### Instructions for the task
Copy out every line of the data below verbatim, leaving nothing out and adding nothing.
# START OF Records for the task
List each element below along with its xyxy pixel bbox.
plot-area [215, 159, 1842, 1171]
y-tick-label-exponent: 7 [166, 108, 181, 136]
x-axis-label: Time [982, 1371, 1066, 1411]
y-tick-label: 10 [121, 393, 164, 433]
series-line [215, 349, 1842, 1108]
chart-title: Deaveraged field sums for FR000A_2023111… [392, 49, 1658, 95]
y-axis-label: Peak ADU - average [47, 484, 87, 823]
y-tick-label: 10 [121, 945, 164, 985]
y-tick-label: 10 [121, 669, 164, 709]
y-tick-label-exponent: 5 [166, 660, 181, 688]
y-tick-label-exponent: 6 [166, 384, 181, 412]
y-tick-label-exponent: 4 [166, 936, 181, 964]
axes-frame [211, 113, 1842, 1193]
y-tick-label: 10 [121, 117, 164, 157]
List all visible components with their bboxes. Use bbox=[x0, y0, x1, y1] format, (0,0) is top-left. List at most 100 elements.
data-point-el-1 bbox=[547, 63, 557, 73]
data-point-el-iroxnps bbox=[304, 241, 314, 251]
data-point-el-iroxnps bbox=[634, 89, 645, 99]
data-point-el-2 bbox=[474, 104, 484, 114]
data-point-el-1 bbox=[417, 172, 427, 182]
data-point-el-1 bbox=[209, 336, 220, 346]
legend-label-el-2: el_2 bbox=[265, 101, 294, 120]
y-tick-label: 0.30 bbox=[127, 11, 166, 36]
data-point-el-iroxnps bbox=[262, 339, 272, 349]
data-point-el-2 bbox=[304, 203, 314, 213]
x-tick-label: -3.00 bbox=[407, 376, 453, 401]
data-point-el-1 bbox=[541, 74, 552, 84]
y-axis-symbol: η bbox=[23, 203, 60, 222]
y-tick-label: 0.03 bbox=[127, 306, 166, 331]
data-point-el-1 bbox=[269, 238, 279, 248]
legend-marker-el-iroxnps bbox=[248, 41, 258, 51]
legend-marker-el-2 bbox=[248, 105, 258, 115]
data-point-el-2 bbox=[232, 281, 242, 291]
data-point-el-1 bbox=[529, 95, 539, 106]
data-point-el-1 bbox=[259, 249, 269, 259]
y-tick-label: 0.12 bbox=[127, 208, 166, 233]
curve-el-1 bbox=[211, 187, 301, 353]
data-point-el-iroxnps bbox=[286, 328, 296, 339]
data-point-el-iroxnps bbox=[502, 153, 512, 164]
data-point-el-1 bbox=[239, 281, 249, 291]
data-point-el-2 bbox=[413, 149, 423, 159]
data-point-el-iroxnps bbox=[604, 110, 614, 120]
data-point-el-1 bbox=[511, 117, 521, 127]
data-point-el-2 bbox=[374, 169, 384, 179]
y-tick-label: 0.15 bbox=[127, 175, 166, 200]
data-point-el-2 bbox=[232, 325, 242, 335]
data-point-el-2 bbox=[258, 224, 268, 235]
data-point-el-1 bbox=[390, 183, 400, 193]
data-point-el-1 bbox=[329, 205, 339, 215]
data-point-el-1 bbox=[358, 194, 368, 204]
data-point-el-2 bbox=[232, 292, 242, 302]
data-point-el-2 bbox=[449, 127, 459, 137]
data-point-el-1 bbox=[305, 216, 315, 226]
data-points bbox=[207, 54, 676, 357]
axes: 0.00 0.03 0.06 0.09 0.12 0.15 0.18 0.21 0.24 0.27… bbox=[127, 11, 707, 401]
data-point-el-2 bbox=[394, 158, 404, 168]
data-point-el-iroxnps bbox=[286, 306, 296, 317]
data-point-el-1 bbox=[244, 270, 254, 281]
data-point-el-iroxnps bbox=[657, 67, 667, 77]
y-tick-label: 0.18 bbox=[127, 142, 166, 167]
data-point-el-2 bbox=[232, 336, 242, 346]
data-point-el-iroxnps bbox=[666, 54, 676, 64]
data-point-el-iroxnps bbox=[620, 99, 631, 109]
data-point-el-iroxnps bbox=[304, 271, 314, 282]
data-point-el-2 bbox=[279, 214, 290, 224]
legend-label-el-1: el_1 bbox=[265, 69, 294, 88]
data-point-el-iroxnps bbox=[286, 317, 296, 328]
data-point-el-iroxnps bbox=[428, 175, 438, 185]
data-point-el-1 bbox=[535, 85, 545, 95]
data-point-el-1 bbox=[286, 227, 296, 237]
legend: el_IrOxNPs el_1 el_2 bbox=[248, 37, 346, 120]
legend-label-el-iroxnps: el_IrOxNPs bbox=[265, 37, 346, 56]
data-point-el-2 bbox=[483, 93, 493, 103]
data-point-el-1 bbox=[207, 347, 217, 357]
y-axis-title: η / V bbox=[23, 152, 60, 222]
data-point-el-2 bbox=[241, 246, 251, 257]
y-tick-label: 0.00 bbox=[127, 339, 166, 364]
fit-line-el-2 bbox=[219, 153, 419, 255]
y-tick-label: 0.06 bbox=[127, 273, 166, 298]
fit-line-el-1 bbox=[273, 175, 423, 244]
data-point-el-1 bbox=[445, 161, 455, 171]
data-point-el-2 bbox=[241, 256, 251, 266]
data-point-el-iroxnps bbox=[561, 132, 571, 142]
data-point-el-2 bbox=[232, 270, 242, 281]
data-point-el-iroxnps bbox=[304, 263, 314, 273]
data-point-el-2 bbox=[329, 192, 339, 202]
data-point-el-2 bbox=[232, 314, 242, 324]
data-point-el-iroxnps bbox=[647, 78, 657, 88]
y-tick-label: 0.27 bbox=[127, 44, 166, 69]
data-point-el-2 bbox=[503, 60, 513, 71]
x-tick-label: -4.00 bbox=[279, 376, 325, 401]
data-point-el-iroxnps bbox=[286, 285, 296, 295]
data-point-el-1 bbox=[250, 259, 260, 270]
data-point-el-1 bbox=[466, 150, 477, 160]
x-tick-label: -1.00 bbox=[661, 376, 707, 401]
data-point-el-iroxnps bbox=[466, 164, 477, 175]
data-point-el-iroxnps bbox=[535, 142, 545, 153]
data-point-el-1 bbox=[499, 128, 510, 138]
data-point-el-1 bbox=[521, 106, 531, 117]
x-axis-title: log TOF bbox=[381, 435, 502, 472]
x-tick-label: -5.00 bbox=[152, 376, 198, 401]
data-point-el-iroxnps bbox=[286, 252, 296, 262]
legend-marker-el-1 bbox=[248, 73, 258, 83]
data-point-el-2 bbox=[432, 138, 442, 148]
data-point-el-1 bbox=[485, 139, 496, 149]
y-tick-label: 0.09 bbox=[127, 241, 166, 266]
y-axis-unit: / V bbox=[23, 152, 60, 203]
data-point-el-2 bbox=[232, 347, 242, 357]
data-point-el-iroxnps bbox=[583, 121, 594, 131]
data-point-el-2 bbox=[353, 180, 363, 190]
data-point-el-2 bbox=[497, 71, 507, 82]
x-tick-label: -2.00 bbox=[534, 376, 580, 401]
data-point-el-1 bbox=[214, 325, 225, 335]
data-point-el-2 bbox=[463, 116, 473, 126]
# END OF Records for the task
### Task answer
List each element below along with its xyxy pixel bbox.
plot-area [215, 159, 1842, 1171]
y-tick-label-exponent: 7 [166, 108, 181, 136]
x-axis-label: Time [982, 1371, 1066, 1411]
y-tick-label: 10 [121, 393, 164, 433]
series-line [215, 349, 1842, 1108]
chart-title: Deaveraged field sums for FR000A_2023111… [392, 49, 1658, 95]
y-axis-label: Peak ADU - average [47, 484, 87, 823]
y-tick-label: 10 [121, 945, 164, 985]
y-tick-label: 10 [121, 669, 164, 709]
y-tick-label-exponent: 5 [166, 660, 181, 688]
y-tick-label-exponent: 6 [166, 384, 181, 412]
y-tick-label-exponent: 4 [166, 936, 181, 964]
axes-frame [211, 113, 1842, 1193]
y-tick-label: 10 [121, 117, 164, 157]
List all visible components with their bboxes. Use bbox=[x0, y0, x1, y1] format, (0,0) is top-left. List at most 100 elements.
data-point-el-1 bbox=[547, 63, 557, 73]
data-point-el-iroxnps bbox=[304, 241, 314, 251]
data-point-el-iroxnps bbox=[634, 89, 645, 99]
data-point-el-2 bbox=[474, 104, 484, 114]
data-point-el-1 bbox=[417, 172, 427, 182]
data-point-el-1 bbox=[209, 336, 220, 346]
legend-label-el-2: el_2 bbox=[265, 101, 294, 120]
y-tick-label: 0.30 bbox=[127, 11, 166, 36]
data-point-el-iroxnps bbox=[262, 339, 272, 349]
data-point-el-2 bbox=[304, 203, 314, 213]
x-tick-label: -3.00 bbox=[407, 376, 453, 401]
data-point-el-1 bbox=[541, 74, 552, 84]
y-axis-symbol: η bbox=[23, 203, 60, 222]
y-tick-label: 0.03 bbox=[127, 306, 166, 331]
data-point-el-1 bbox=[269, 238, 279, 248]
legend-marker-el-iroxnps bbox=[248, 41, 258, 51]
legend-marker-el-2 bbox=[248, 105, 258, 115]
data-point-el-2 bbox=[232, 281, 242, 291]
data-point-el-1 bbox=[529, 95, 539, 106]
data-point-el-1 bbox=[259, 249, 269, 259]
y-tick-label: 0.12 bbox=[127, 208, 166, 233]
curve-el-1 bbox=[211, 187, 301, 353]
data-point-el-iroxnps bbox=[286, 328, 296, 339]
data-point-el-iroxnps bbox=[502, 153, 512, 164]
data-point-el-1 bbox=[239, 281, 249, 291]
data-point-el-2 bbox=[413, 149, 423, 159]
data-point-el-iroxnps bbox=[604, 110, 614, 120]
data-point-el-1 bbox=[511, 117, 521, 127]
data-point-el-2 bbox=[374, 169, 384, 179]
y-tick-label: 0.15 bbox=[127, 175, 166, 200]
data-point-el-2 bbox=[232, 325, 242, 335]
data-point-el-2 bbox=[258, 224, 268, 235]
data-point-el-1 bbox=[390, 183, 400, 193]
data-point-el-1 bbox=[329, 205, 339, 215]
data-point-el-1 bbox=[358, 194, 368, 204]
data-point-el-2 bbox=[232, 292, 242, 302]
data-point-el-2 bbox=[449, 127, 459, 137]
data-point-el-1 bbox=[305, 216, 315, 226]
data-points bbox=[207, 54, 676, 357]
axes: 0.00 0.03 0.06 0.09 0.12 0.15 0.18 0.21 0.24 0.27… bbox=[127, 11, 707, 401]
data-point-el-2 bbox=[394, 158, 404, 168]
data-point-el-iroxnps bbox=[286, 306, 296, 317]
data-point-el-1 bbox=[244, 270, 254, 281]
data-point-el-iroxnps bbox=[657, 67, 667, 77]
y-tick-label: 0.18 bbox=[127, 142, 166, 167]
data-point-el-2 bbox=[232, 336, 242, 346]
data-point-el-iroxnps bbox=[666, 54, 676, 64]
data-point-el-iroxnps bbox=[620, 99, 631, 109]
data-point-el-iroxnps bbox=[304, 271, 314, 282]
data-point-el-2 bbox=[279, 214, 290, 224]
legend-label-el-1: el_1 bbox=[265, 69, 294, 88]
data-point-el-iroxnps bbox=[286, 317, 296, 328]
data-point-el-iroxnps bbox=[428, 175, 438, 185]
data-point-el-1 bbox=[535, 85, 545, 95]
data-point-el-1 bbox=[286, 227, 296, 237]
legend: el_IrOxNPs el_1 el_2 bbox=[248, 37, 346, 120]
legend-label-el-iroxnps: el_IrOxNPs bbox=[265, 37, 346, 56]
data-point-el-2 bbox=[483, 93, 493, 103]
data-point-el-1 bbox=[207, 347, 217, 357]
y-axis-title: η / V bbox=[23, 152, 60, 222]
data-point-el-2 bbox=[241, 246, 251, 257]
y-tick-label: 0.00 bbox=[127, 339, 166, 364]
fit-line-el-2 bbox=[219, 153, 419, 255]
y-tick-label: 0.06 bbox=[127, 273, 166, 298]
fit-line-el-1 bbox=[273, 175, 423, 244]
data-point-el-1 bbox=[445, 161, 455, 171]
data-point-el-2 bbox=[241, 256, 251, 266]
data-point-el-iroxnps bbox=[561, 132, 571, 142]
data-point-el-2 bbox=[232, 270, 242, 281]
data-point-el-iroxnps bbox=[304, 263, 314, 273]
data-point-el-2 bbox=[329, 192, 339, 202]
data-point-el-2 bbox=[232, 314, 242, 324]
data-point-el-iroxnps bbox=[647, 78, 657, 88]
y-tick-label: 0.27 bbox=[127, 44, 166, 69]
data-point-el-2 bbox=[503, 60, 513, 71]
x-tick-label: -4.00 bbox=[279, 376, 325, 401]
data-point-el-iroxnps bbox=[286, 285, 296, 295]
data-point-el-1 bbox=[250, 259, 260, 270]
data-point-el-1 bbox=[466, 150, 477, 160]
x-tick-label: -1.00 bbox=[661, 376, 707, 401]
data-point-el-iroxnps bbox=[466, 164, 477, 175]
data-point-el-iroxnps bbox=[535, 142, 545, 153]
data-point-el-1 bbox=[499, 128, 510, 138]
data-point-el-1 bbox=[521, 106, 531, 117]
x-axis-title: log TOF bbox=[381, 435, 502, 472]
x-tick-label: -5.00 bbox=[152, 376, 198, 401]
data-point-el-iroxnps bbox=[286, 252, 296, 262]
legend-marker-el-1 bbox=[248, 73, 258, 83]
data-point-el-2 bbox=[432, 138, 442, 148]
data-point-el-1 bbox=[485, 139, 496, 149]
y-tick-label: 0.09 bbox=[127, 241, 166, 266]
y-axis-unit: / V bbox=[23, 152, 60, 203]
data-point-el-2 bbox=[232, 347, 242, 357]
data-point-el-iroxnps bbox=[583, 121, 594, 131]
data-point-el-2 bbox=[353, 180, 363, 190]
data-point-el-2 bbox=[497, 71, 507, 82]
x-tick-label: -2.00 bbox=[534, 376, 580, 401]
data-point-el-1 bbox=[214, 325, 225, 335]
data-point-el-2 bbox=[463, 116, 473, 126]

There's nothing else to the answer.